Work instructions
Give every line below again, exactly.

** start **

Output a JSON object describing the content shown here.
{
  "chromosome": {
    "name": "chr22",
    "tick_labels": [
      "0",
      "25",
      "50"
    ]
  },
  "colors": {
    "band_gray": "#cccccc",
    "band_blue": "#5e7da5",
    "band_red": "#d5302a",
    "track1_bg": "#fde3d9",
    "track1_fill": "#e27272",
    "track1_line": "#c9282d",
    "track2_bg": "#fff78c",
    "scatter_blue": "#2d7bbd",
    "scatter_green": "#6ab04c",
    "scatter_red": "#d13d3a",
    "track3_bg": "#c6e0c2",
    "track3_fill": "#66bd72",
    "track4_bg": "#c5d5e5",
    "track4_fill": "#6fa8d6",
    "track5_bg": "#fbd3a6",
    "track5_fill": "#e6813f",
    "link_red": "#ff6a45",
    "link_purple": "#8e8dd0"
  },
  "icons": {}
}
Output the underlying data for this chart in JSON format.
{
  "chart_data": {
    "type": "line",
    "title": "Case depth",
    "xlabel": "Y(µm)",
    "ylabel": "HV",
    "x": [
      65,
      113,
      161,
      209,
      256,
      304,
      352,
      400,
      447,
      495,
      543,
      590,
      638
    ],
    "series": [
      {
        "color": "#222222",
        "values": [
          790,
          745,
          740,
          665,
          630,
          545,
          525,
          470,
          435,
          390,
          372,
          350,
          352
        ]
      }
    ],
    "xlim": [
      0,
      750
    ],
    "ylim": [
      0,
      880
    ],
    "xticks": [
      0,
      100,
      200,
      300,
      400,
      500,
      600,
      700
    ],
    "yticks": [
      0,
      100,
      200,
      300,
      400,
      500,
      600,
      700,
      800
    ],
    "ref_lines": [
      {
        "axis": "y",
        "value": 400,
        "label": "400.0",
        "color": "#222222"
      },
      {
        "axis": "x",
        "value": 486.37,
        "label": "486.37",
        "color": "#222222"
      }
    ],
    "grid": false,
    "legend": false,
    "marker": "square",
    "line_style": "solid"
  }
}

** end **

Task response
Output a JSON object describing the content shown here.
{
  "chromosome": {
    "name": "chr22",
    "tick_labels": [
      "0",
      "25",
      "50"
    ]
  },
  "colors": {
    "band_gray": "#cccccc",
    "band_blue": "#5e7da5",
    "band_red": "#d5302a",
    "track1_bg": "#fde3d9",
    "track1_fill": "#e27272",
    "track1_line": "#c9282d",
    "track2_bg": "#fff78c",
    "scatter_blue": "#2d7bbd",
    "scatter_green": "#6ab04c",
    "scatter_red": "#d13d3a",
    "track3_bg": "#c6e0c2",
    "track3_fill": "#66bd72",
    "track4_bg": "#c5d5e5",
    "track4_fill": "#6fa8d6",
    "track5_bg": "#fbd3a6",
    "track5_fill": "#e6813f",
    "link_red": "#ff6a45",
    "link_purple": "#8e8dd0"
  },
  "icons": {}
}
Output the underlying data for this chart in JSON format.
{
  "chart_data": {
    "type": "line",
    "title": "Case depth",
    "xlabel": "Y(µm)",
    "ylabel": "HV",
    "x": [
      65,
      113,
      161,
      209,
      256,
      304,
      352,
      400,
      447,
      495,
      543,
      590,
      638
    ],
    "series": [
      {
        "color": "#222222",
        "values": [
          790,
          745,
          740,
          665,
          630,
          545,
          525,
          470,
          435,
          390,
          372,
          350,
          352
        ]
      }
    ],
    "xlim": [
      0,
      750
    ],
    "ylim": [
      0,
      880
    ],
    "xticks": [
      0,
      100,
      200,
      300,
      400,
      500,
      600,
      700
    ],
    "yticks": [
      0,
      100,
      200,
      300,
      400,
      500,
      600,
      700,
      800
    ],
    "ref_lines": [
      {
        "axis": "y",
        "value": 400,
        "label": "400.0",
        "color": "#222222"
      },
      {
        "axis": "x",
        "value": 486.37,
        "label": "486.37",
        "color": "#222222"
      }
    ],
    "grid": false,
    "legend": false,
    "marker": "square",
    "line_style": "solid"
  }
}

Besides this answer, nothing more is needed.